Among the entries, find the lines with the string "Progenitors" and copy them.

Segment Start: Extracted data

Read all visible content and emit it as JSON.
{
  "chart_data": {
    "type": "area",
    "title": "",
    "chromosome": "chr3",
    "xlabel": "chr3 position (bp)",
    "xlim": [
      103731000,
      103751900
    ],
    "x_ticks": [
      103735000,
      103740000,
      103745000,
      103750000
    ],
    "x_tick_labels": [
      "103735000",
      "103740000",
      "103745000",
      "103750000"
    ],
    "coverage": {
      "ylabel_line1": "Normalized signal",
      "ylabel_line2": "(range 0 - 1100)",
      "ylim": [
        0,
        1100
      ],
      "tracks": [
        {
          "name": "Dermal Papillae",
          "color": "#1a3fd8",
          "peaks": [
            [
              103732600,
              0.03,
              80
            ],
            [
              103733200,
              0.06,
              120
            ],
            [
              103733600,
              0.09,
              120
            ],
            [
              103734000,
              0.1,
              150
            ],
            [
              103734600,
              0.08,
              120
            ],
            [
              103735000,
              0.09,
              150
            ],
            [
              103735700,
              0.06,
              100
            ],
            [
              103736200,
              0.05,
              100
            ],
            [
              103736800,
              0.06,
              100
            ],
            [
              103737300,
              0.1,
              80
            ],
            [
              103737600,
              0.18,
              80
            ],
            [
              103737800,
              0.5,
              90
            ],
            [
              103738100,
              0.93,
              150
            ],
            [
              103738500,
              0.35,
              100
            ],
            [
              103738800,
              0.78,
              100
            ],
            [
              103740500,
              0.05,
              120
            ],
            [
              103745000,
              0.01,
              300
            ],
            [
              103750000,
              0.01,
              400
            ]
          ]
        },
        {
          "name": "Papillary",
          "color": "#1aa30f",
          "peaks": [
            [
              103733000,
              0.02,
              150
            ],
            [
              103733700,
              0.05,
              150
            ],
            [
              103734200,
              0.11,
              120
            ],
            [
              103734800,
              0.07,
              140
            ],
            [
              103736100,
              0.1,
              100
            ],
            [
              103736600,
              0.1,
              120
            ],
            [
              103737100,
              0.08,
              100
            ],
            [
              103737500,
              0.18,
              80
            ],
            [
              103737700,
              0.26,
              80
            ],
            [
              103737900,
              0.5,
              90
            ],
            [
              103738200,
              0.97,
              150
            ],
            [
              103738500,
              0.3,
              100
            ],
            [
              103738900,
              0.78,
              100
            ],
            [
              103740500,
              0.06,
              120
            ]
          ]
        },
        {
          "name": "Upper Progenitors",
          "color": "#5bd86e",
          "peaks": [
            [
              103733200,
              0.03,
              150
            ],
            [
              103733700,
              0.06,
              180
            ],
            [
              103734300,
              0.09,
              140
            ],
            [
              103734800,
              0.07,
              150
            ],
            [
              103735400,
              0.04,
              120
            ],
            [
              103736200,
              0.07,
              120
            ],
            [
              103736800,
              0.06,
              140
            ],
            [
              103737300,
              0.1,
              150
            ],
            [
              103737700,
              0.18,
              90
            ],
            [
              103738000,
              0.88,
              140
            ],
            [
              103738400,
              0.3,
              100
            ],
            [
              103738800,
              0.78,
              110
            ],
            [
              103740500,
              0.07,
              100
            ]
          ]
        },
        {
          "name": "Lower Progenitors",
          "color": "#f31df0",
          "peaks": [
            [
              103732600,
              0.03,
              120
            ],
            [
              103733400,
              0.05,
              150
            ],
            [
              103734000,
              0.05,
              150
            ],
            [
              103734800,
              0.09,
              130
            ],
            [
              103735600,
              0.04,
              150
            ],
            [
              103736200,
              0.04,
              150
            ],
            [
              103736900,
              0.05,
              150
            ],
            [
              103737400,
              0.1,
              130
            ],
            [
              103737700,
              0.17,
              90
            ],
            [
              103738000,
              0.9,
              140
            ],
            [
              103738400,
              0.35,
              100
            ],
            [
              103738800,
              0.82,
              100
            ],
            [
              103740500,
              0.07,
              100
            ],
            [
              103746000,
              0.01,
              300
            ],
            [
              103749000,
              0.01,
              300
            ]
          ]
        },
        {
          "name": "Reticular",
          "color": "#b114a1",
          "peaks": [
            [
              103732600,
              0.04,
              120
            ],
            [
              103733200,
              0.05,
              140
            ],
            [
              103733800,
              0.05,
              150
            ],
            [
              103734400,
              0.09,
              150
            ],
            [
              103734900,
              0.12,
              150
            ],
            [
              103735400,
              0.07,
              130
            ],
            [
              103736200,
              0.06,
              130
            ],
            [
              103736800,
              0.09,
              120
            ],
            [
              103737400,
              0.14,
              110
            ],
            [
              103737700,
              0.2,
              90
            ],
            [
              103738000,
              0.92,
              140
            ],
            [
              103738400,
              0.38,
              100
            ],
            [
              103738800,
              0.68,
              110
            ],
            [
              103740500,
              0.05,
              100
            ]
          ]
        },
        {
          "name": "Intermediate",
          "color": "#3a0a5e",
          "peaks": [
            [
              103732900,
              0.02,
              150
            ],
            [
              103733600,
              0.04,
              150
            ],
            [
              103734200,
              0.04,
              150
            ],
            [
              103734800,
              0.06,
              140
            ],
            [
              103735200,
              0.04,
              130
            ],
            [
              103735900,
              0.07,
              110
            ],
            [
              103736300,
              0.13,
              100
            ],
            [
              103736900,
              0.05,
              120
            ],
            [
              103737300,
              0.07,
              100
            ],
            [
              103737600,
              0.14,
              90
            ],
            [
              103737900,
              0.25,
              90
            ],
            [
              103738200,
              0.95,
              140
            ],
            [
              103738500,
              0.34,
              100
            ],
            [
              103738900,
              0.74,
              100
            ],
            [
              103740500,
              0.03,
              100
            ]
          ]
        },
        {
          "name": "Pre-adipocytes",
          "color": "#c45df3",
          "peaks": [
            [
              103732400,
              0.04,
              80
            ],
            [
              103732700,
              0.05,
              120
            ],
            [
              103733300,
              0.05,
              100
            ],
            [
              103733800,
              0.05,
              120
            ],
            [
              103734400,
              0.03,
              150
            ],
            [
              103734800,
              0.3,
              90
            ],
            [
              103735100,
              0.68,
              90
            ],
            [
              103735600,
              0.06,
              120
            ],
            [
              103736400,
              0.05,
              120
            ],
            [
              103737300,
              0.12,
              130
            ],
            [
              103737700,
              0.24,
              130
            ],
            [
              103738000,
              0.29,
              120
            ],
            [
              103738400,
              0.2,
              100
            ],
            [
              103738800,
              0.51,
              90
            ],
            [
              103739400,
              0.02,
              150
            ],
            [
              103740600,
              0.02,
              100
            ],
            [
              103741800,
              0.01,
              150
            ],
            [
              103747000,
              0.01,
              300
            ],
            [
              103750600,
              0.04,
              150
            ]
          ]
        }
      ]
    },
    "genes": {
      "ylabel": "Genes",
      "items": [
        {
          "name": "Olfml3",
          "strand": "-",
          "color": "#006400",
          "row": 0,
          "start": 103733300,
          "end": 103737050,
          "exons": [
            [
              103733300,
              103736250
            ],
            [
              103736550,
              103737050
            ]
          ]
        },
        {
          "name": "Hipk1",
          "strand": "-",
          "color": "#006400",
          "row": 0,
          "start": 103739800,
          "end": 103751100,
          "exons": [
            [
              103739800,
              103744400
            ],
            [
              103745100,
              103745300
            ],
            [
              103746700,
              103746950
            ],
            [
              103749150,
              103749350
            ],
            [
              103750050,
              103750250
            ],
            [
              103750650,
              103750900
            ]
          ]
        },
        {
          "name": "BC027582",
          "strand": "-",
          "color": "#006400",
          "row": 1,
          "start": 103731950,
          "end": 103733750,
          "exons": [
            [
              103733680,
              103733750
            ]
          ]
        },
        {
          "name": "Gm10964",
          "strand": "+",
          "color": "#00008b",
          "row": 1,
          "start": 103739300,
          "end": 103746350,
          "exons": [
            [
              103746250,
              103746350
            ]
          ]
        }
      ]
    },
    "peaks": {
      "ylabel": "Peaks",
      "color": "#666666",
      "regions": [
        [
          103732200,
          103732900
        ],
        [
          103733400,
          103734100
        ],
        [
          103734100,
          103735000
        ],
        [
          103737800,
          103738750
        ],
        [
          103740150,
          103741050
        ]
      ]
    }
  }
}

Segment End: Extracted data

Task answer
          "name": "Upper Progenitors",
          "name": "Lower Progenitors",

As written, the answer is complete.